Raw data:
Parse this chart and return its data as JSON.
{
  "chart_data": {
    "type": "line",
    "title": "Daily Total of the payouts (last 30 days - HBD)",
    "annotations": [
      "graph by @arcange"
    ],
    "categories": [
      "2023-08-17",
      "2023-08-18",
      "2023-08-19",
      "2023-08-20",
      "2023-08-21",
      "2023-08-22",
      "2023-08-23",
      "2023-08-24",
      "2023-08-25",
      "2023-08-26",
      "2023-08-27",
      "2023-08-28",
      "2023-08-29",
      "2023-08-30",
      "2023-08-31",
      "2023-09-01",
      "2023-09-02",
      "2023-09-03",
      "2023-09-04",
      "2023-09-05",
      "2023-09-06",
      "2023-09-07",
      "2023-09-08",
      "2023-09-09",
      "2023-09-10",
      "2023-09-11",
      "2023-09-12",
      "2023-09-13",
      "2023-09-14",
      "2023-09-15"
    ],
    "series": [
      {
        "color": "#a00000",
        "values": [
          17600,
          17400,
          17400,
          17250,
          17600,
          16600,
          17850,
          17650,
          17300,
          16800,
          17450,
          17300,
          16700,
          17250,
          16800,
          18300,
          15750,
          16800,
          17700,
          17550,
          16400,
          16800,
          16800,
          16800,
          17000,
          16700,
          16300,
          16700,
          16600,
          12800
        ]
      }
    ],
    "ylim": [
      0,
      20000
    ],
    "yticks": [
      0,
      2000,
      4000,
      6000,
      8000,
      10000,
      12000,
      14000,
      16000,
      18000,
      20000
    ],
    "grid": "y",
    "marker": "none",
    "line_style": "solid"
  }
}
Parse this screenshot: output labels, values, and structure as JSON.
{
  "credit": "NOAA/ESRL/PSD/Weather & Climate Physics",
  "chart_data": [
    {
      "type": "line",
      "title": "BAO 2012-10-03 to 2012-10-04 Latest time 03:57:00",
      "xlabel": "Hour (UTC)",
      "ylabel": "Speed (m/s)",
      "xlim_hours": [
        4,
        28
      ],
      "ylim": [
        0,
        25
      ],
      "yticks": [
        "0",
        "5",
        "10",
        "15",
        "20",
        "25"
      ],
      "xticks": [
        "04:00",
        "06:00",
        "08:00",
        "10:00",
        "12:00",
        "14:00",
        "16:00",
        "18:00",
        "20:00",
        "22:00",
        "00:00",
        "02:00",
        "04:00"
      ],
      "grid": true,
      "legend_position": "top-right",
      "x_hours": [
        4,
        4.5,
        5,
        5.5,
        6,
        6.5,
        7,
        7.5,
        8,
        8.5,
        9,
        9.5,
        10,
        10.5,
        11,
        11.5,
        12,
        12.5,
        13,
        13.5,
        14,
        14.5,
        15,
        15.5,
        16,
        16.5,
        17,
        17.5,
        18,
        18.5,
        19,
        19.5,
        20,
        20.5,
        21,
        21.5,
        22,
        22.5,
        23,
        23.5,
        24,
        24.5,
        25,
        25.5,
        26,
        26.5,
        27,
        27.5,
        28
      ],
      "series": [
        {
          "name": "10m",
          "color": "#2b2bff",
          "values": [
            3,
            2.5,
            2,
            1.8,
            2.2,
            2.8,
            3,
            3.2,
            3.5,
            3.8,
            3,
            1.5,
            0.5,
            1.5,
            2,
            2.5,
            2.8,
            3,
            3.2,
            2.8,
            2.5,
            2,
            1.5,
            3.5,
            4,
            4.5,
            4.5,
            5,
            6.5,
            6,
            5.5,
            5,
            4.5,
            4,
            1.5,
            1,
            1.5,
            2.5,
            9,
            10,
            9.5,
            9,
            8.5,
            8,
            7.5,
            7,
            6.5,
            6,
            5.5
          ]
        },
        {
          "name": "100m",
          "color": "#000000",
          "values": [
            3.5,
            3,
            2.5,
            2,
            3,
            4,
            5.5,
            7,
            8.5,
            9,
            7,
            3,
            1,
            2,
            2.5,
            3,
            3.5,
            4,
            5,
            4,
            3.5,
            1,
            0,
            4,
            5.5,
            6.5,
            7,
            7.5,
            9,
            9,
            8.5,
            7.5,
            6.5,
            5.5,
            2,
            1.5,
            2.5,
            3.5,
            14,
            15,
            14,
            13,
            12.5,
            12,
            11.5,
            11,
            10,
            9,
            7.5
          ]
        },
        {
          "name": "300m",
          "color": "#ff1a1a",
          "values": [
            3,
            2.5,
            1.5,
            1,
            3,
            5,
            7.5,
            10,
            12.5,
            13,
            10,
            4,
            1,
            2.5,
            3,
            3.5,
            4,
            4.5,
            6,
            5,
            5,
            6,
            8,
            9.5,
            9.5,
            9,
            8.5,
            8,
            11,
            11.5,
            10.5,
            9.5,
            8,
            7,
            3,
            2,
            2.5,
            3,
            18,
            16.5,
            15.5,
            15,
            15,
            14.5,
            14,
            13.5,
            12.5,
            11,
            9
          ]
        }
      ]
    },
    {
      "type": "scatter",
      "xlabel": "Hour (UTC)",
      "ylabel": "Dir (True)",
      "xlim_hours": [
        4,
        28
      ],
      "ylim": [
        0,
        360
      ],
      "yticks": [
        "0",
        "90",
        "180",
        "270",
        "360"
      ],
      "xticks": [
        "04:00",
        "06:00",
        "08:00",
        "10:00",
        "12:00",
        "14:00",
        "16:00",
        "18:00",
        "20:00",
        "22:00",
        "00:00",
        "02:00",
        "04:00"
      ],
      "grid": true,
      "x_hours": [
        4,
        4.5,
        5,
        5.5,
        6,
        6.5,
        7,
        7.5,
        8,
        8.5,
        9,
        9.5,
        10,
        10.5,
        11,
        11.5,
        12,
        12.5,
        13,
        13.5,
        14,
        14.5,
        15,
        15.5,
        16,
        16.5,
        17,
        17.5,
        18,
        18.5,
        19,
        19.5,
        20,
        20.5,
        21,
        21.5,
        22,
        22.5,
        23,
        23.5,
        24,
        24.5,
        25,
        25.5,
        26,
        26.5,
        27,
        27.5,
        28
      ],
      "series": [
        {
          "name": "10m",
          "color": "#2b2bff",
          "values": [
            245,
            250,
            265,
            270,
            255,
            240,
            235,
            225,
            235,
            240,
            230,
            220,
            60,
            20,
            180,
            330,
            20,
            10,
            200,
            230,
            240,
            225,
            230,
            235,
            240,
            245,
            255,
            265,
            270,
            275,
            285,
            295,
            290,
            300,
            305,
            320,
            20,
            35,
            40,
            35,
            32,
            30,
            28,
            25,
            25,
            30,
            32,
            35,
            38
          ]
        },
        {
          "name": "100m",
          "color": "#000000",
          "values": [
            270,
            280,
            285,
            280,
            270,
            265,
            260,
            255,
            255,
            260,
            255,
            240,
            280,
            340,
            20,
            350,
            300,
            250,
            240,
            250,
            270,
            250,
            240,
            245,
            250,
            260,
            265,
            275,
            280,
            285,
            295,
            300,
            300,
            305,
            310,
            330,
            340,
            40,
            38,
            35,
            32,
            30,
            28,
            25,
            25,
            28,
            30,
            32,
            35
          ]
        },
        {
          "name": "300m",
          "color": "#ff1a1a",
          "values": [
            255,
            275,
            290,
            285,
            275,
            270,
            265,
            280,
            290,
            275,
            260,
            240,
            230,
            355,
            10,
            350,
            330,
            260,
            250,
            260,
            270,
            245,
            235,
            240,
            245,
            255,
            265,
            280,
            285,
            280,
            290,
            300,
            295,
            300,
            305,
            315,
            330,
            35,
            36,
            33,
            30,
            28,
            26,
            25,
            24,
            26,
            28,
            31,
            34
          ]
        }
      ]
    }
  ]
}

Work required: Word for word, restate all of the data shown above.

Worked solution:
Parse this chart and return its data as JSON.
{
  "chart_data": {
    "type": "line",
    "title": "Daily Total of the payouts (last 30 days - HBD)",
    "annotations": [
      "graph by @arcange"
    ],
    "categories": [
      "2023-08-17",
      "2023-08-18",
      "2023-08-19",
      "2023-08-20",
      "2023-08-21",
      "2023-08-22",
      "2023-08-23",
      "2023-08-24",
      "2023-08-25",
      "2023-08-26",
      "2023-08-27",
      "2023-08-28",
      "2023-08-29",
      "2023-08-30",
      "2023-08-31",
      "2023-09-01",
      "2023-09-02",
      "2023-09-03",
      "2023-09-04",
      "2023-09-05",
      "2023-09-06",
      "2023-09-07",
      "2023-09-08",
      "2023-09-09",
      "2023-09-10",
      "2023-09-11",
      "2023-09-12",
      "2023-09-13",
      "2023-09-14",
      "2023-09-15"
    ],
    "series": [
      {
        "color": "#a00000",
        "values": [
          17600,
          17400,
          17400,
          17250,
          17600,
          16600,
          17850,
          17650,
          17300,
          16800,
          17450,
          17300,
          16700,
          17250,
          16800,
          18300,
          15750,
          16800,
          17700,
          17550,
          16400,
          16800,
          16800,
          16800,
          17000,
          16700,
          16300,
          16700,
          16600,
          12800
        ]
      }
    ],
    "ylim": [
      0,
      20000
    ],
    "yticks": [
      0,
      2000,
      4000,
      6000,
      8000,
      10000,
      12000,
      14000,
      16000,
      18000,
      20000
    ],
    "grid": "y",
    "marker": "none",
    "line_style": "solid"
  }
}
Parse this screenshot: output labels, values, and structure as JSON.
{
  "credit": "NOAA/ESRL/PSD/Weather & Climate Physics",
  "chart_data": [
    {
      "type": "line",
      "title": "BAO 2012-10-03 to 2012-10-04 Latest time 03:57:00",
      "xlabel": "Hour (UTC)",
      "ylabel": "Speed (m/s)",
      "xlim_hours": [
        4,
        28
      ],
      "ylim": [
        0,
        25
      ],
      "yticks": [
        "0",
        "5",
        "10",
        "15",
        "20",
        "25"
      ],
      "xticks": [
        "04:00",
        "06:00",
        "08:00",
        "10:00",
        "12:00",
        "14:00",
        "16:00",
        "18:00",
        "20:00",
        "22:00",
        "00:00",
        "02:00",
        "04:00"
      ],
      "grid": true,
      "legend_position": "top-right",
      "x_hours": [
        4,
        4.5,
        5,
        5.5,
        6,
        6.5,
        7,
        7.5,
        8,
        8.5,
        9,
        9.5,
        10,
        10.5,
        11,
        11.5,
        12,
        12.5,
        13,
        13.5,
        14,
        14.5,
        15,
        15.5,
        16,
        16.5,
        17,
        17.5,
        18,
        18.5,
        19,
        19.5,
        20,
        20.5,
        21,
        21.5,
        22,
        22.5,
        23,
        23.5,
        24,
        24.5,
        25,
        25.5,
        26,
        26.5,
        27,
        27.5,
        28
      ],
      "series": [
        {
          "name": "10m",
          "color": "#2b2bff",
          "values": [
            3,
            2.5,
            2,
            1.8,
            2.2,
            2.8,
            3,
            3.2,
            3.5,
            3.8,
            3,
            1.5,
            0.5,
            1.5,
            2,
            2.5,
            2.8,
            3,
            3.2,
            2.8,
            2.5,
            2,
            1.5,
            3.5,
            4,
            4.5,
            4.5,
            5,
            6.5,
            6,
            5.5,
            5,
            4.5,
            4,
            1.5,
            1,
            1.5,
            2.5,
            9,
            10,
            9.5,
            9,
            8.5,
            8,
            7.5,
            7,
            6.5,
            6,
            5.5
          ]
        },
        {
          "name": "100m",
          "color": "#000000",
          "values": [
            3.5,
            3,
            2.5,
            2,
            3,
            4,
            5.5,
            7,
            8.5,
            9,
            7,
            3,
            1,
            2,
            2.5,
            3,
            3.5,
            4,
            5,
            4,
            3.5,
            1,
            0,
            4,
            5.5,
            6.5,
            7,
            7.5,
            9,
            9,
            8.5,
            7.5,
            6.5,
            5.5,
            2,
            1.5,
            2.5,
            3.5,
            14,
            15,
            14,
            13,
            12.5,
            12,
            11.5,
            11,
            10,
            9,
            7.5
          ]
        },
        {
          "name": "300m",
          "color": "#ff1a1a",
          "values": [
            3,
            2.5,
            1.5,
            1,
            3,
            5,
            7.5,
            10,
            12.5,
            13,
            10,
            4,
            1,
            2.5,
            3,
            3.5,
            4,
            4.5,
            6,
            5,
            5,
            6,
            8,
            9.5,
            9.5,
            9,
            8.5,
            8,
            11,
            11.5,
            10.5,
            9.5,
            8,
            7,
            3,
            2,
            2.5,
            3,
            18,
            16.5,
            15.5,
            15,
            15,
            14.5,
            14,
            13.5,
            12.5,
            11,
            9
          ]
        }
      ]
    },
    {
      "type": "scatter",
      "xlabel": "Hour (UTC)",
      "ylabel": "Dir (True)",
      "xlim_hours": [
        4,
        28
      ],
      "ylim": [
        0,
        360
      ],
      "yticks": [
        "0",
        "90",
        "180",
        "270",
        "360"
      ],
      "xticks": [
        "04:00",
        "06:00",
        "08:00",
        "10:00",
        "12:00",
        "14:00",
        "16:00",
        "18:00",
        "20:00",
        "22:00",
        "00:00",
        "02:00",
        "04:00"
      ],
      "grid": true,
      "x_hours": [
        4,
        4.5,
        5,
        5.5,
        6,
        6.5,
        7,
        7.5,
        8,
        8.5,
        9,
        9.5,
        10,
        10.5,
        11,
        11.5,
        12,
        12.5,
        13,
        13.5,
        14,
        14.5,
        15,
        15.5,
        16,
        16.5,
        17,
        17.5,
        18,
        18.5,
        19,
        19.5,
        20,
        20.5,
        21,
        21.5,
        22,
        22.5,
        23,
        23.5,
        24,
        24.5,
        25,
        25.5,
        26,
        26.5,
        27,
        27.5,
        28
      ],
      "series": [
        {
          "name": "10m",
          "color": "#2b2bff",
          "values": [
            245,
            250,
            265,
            270,
            255,
            240,
            235,
            225,
            235,
            240,
            230,
            220,
            60,
            20,
            180,
            330,
            20,
            10,
            200,
            230,
            240,
            225,
            230,
            235,
            240,
            245,
            255,
            265,
            270,
            275,
            285,
            295,
            290,
            300,
            305,
            320,
            20,
            35,
            40,
            35,
            32,
            30,
            28,
            25,
            25,
            30,
            32,
            35,
            38
          ]
        },
        {
          "name": "100m",
          "color": "#000000",
          "values": [
            270,
            280,
            285,
            280,
            270,
            265,
            260,
            255,
            255,
            260,
            255,
            240,
            280,
            340,
            20,
            350,
            300,
            250,
            240,
            250,
            270,
            250,
            240,
            245,
            250,
            260,
            265,
            275,
            280,
            285,
            295,
            300,
            300,
            305,
            310,
            330,
            340,
            40,
            38,
            35,
            32,
            30,
            28,
            25,
            25,
            28,
            30,
            32,
            35
          ]
        },
        {
          "name": "300m",
          "color": "#ff1a1a",
          "values": [
            255,
            275,
            290,
            285,
            275,
            270,
            265,
            280,
            290,
            275,
            260,
            240,
            230,
            355,
            10,
            350,
            330,
            260,
            250,
            260,
            270,
            245,
            235,
            240,
            245,
            255,
            265,
            280,
            285,
            280,
            290,
            300,
            295,
            300,
            305,
            315,
            330,
            35,
            36,
            33,
            30,
            28,
            26,
            25,
            24,
            26,
            28,
            31,
            34
          ]
        }
      ]
    }
  ]
}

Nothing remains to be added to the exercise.